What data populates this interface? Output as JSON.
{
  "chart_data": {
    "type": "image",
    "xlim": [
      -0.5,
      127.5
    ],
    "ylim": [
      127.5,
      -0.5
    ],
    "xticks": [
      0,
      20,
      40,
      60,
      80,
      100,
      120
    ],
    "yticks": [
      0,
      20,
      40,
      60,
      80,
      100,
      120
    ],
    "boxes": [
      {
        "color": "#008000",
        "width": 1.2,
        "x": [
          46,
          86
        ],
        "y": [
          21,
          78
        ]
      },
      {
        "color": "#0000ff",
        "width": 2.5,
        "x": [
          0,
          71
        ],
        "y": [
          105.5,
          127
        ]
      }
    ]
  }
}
..........
— Exercise description —
Quote the data in full, keeping each word unchanged.

— In response —
What data populates this interface? Output as JSON.
{
  "chart_data": {
    "type": "image",
    "xlim": [
      -0.5,
      127.5
    ],
    "ylim": [
      127.5,
      -0.5
    ],
    "xticks": [
      0,
      20,
      40,
      60,
      80,
      100,
      120
    ],
    "yticks": [
      0,
      20,
      40,
      60,
      80,
      100,
      120
    ],
    "boxes": [
      {
        "color": "#008000",
        "width": 1.2,
        "x": [
          46,
          86
        ],
        "y": [
          21,
          78
        ]
      },
      {
        "color": "#0000ff",
        "width": 2.5,
        "x": [
          0,
          71
        ],
        "y": [
          105.5,
          127
        ]
      }
    ]
  }
}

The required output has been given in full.